## begin Records supplied
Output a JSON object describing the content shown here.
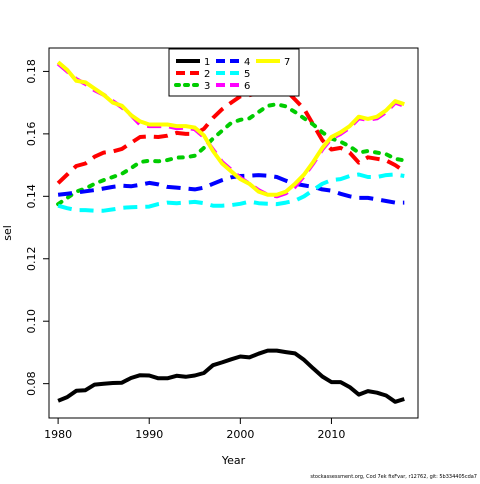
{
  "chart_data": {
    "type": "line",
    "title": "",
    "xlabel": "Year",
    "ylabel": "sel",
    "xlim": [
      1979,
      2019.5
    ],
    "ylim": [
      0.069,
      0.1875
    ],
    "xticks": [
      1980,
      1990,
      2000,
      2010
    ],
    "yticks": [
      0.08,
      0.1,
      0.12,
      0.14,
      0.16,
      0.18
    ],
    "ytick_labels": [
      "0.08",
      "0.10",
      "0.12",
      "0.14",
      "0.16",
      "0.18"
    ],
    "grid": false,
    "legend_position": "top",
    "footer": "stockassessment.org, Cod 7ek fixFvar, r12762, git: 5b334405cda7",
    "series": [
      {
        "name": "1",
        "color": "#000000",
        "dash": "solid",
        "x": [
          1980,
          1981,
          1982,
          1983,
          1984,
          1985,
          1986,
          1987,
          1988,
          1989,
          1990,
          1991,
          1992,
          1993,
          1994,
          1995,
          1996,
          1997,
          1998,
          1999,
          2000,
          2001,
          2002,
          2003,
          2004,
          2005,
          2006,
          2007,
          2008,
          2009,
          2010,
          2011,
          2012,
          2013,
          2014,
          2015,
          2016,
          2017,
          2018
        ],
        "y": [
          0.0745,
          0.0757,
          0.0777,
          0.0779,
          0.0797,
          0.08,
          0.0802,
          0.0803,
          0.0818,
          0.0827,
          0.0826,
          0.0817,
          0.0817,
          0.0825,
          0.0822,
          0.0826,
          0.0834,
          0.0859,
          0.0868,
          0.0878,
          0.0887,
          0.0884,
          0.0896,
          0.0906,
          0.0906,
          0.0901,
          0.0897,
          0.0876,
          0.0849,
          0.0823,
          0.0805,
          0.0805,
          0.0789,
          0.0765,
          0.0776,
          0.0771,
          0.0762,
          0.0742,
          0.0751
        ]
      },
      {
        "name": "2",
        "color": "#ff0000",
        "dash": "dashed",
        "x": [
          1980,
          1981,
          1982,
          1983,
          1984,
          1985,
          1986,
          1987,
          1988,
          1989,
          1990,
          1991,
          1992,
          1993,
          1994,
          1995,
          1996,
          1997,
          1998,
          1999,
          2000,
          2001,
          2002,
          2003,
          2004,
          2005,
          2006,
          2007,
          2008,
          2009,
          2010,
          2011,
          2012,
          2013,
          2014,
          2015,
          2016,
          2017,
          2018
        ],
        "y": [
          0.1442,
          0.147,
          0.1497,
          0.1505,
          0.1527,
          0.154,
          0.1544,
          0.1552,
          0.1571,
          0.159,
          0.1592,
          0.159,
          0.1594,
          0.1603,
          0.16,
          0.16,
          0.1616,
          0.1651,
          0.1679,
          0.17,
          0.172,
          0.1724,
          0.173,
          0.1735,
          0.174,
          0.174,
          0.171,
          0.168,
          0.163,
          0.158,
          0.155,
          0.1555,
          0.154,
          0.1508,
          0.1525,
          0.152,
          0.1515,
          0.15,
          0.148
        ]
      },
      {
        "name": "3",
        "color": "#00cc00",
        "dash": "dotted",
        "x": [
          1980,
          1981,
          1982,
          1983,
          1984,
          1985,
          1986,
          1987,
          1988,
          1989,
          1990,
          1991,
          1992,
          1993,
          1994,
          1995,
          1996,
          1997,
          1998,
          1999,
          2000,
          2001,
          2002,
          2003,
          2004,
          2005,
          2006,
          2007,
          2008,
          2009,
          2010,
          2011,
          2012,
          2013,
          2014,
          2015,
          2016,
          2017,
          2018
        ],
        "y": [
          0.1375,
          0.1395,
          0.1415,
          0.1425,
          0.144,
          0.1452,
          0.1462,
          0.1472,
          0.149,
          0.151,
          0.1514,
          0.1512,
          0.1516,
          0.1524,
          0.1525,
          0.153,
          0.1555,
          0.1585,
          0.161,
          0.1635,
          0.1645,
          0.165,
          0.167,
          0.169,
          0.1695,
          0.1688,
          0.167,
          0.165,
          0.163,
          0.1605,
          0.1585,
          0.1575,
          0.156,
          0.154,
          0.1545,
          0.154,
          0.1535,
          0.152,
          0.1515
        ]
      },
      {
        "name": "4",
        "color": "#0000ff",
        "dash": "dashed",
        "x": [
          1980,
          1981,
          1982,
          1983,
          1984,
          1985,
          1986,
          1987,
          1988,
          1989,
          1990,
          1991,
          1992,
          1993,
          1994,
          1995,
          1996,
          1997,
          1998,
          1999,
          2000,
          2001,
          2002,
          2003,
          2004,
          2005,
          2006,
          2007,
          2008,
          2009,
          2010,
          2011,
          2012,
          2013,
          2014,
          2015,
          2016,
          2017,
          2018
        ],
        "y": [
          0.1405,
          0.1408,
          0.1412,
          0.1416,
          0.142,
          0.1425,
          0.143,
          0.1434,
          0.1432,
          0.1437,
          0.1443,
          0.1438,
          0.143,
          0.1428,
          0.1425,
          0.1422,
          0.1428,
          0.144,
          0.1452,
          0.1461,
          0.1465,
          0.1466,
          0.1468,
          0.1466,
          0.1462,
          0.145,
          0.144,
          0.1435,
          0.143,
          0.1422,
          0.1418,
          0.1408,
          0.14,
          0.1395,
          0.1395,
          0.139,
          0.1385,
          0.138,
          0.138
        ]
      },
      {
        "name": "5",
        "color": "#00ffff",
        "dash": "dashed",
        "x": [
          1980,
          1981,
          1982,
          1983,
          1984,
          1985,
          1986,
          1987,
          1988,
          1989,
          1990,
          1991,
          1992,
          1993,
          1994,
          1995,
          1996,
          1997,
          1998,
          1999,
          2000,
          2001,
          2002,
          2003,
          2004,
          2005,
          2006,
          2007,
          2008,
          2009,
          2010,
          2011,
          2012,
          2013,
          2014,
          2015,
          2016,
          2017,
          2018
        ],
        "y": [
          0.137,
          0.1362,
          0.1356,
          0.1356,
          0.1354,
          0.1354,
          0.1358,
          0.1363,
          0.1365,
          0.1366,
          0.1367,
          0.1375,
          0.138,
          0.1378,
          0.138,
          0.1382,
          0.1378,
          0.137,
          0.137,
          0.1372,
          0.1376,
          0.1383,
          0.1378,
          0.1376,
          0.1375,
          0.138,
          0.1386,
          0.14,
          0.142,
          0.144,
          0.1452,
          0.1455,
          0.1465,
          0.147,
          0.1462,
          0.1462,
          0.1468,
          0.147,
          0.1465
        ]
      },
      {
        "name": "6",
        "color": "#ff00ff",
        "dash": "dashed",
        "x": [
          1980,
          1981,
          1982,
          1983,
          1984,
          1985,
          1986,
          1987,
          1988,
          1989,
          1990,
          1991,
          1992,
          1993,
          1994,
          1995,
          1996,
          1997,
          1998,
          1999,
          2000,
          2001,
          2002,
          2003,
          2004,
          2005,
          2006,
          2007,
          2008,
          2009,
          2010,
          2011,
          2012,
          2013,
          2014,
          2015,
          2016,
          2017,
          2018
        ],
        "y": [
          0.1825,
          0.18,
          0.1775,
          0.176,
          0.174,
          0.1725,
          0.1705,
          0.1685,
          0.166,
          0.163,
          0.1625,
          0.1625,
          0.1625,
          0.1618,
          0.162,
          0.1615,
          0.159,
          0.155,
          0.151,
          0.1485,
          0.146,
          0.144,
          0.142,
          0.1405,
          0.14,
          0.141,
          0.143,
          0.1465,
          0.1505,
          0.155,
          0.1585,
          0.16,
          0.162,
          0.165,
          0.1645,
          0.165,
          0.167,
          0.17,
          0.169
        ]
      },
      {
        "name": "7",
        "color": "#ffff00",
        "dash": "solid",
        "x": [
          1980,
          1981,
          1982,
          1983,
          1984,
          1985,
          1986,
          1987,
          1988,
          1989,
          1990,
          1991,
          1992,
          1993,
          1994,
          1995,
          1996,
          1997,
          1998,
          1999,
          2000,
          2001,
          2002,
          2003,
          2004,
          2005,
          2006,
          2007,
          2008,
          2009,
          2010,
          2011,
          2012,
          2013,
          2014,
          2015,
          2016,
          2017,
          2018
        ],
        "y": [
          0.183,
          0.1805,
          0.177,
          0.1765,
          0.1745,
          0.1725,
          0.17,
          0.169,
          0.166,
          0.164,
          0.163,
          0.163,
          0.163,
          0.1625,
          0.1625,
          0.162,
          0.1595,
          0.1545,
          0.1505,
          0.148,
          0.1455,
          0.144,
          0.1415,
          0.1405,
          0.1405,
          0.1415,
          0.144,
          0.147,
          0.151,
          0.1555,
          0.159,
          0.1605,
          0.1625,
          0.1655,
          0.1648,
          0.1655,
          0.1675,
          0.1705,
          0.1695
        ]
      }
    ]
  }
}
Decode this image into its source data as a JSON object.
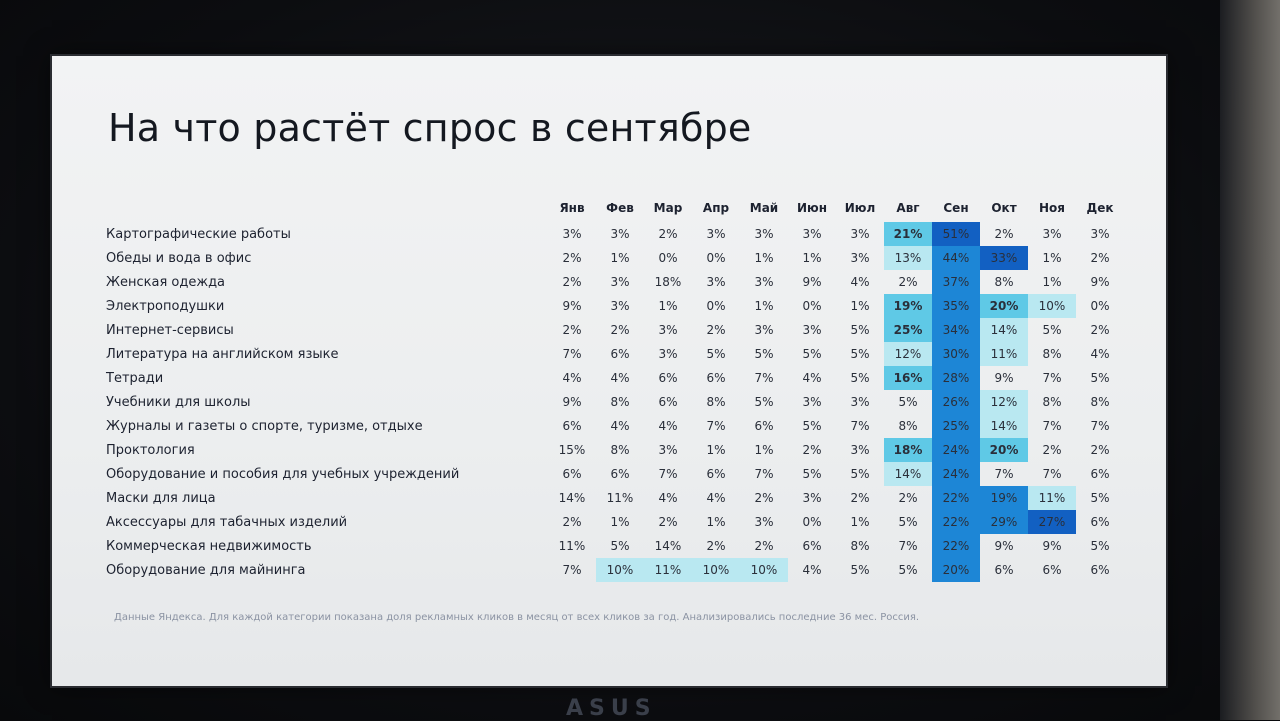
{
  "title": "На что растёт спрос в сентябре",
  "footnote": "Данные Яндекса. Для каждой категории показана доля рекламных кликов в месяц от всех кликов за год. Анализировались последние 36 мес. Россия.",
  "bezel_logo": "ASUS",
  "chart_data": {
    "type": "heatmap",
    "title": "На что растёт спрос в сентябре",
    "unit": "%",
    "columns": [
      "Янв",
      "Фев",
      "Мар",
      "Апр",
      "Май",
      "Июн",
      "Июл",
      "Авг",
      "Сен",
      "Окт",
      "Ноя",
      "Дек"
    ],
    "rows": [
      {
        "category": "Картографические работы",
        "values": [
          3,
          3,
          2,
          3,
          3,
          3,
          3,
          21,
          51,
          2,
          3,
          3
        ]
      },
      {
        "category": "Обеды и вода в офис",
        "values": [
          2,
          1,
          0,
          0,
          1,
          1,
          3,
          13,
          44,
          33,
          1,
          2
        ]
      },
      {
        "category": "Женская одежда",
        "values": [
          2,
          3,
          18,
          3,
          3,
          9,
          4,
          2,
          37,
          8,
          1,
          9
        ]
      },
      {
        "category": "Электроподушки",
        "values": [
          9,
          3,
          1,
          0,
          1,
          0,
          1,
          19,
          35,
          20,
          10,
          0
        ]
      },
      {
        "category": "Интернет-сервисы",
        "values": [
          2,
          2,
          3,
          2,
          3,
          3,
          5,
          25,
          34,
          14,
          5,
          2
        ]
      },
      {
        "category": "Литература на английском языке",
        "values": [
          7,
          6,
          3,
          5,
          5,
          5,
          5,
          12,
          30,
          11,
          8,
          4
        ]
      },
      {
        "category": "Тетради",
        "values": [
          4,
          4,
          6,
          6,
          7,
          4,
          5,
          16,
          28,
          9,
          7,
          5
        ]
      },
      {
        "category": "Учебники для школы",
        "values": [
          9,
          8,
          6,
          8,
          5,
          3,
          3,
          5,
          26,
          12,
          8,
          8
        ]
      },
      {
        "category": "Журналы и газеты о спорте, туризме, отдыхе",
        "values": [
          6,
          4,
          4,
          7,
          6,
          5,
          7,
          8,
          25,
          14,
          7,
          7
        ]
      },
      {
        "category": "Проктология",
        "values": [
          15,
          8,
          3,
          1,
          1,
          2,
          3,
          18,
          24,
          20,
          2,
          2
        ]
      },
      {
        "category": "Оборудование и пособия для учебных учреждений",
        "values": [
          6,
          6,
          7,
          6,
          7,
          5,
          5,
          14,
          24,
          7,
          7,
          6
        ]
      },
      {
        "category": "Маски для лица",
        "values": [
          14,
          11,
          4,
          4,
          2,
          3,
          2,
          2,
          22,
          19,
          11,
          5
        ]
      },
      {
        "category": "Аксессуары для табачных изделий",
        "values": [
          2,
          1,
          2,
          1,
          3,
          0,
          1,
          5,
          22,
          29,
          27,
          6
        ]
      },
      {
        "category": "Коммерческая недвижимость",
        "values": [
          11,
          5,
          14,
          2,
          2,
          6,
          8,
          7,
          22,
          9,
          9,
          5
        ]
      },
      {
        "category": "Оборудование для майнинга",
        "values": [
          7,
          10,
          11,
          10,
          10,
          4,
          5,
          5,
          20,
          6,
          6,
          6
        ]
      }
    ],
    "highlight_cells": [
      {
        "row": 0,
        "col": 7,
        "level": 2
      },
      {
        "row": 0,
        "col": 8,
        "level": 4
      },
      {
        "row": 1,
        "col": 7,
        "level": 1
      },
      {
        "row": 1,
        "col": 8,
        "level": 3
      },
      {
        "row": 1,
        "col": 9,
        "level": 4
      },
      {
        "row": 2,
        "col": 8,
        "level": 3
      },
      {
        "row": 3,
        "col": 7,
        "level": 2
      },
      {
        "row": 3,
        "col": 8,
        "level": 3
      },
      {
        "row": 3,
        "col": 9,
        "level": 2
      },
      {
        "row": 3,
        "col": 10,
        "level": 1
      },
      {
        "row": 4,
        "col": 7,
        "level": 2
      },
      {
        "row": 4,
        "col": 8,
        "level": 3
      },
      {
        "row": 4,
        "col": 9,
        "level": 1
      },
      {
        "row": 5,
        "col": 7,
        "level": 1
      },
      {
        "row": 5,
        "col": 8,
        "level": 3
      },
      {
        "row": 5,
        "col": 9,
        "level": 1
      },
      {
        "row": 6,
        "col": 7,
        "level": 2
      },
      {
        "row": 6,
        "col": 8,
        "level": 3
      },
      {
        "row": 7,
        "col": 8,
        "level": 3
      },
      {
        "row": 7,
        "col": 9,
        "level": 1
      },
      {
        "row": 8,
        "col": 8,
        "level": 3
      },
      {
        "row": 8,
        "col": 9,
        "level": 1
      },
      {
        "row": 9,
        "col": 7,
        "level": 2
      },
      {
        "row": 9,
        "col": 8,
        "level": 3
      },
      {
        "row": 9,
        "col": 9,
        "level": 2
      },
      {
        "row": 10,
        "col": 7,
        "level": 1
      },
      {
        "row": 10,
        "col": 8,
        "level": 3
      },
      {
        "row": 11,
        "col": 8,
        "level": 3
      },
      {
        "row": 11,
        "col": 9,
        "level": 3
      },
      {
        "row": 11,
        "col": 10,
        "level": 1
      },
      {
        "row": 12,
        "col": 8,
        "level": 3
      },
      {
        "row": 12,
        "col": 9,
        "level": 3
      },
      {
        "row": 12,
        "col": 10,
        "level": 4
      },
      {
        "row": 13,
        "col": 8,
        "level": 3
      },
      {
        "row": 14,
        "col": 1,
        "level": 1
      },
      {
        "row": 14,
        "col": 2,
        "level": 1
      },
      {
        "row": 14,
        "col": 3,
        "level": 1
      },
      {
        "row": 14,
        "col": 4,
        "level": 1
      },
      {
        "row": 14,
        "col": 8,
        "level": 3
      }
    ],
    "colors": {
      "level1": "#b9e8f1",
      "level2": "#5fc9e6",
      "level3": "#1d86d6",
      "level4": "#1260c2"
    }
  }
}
## end Records supplied
▶ [Task requirements] Say how many lines contain the string "title", giving nothing but the count.

▶ [Correct answer] 3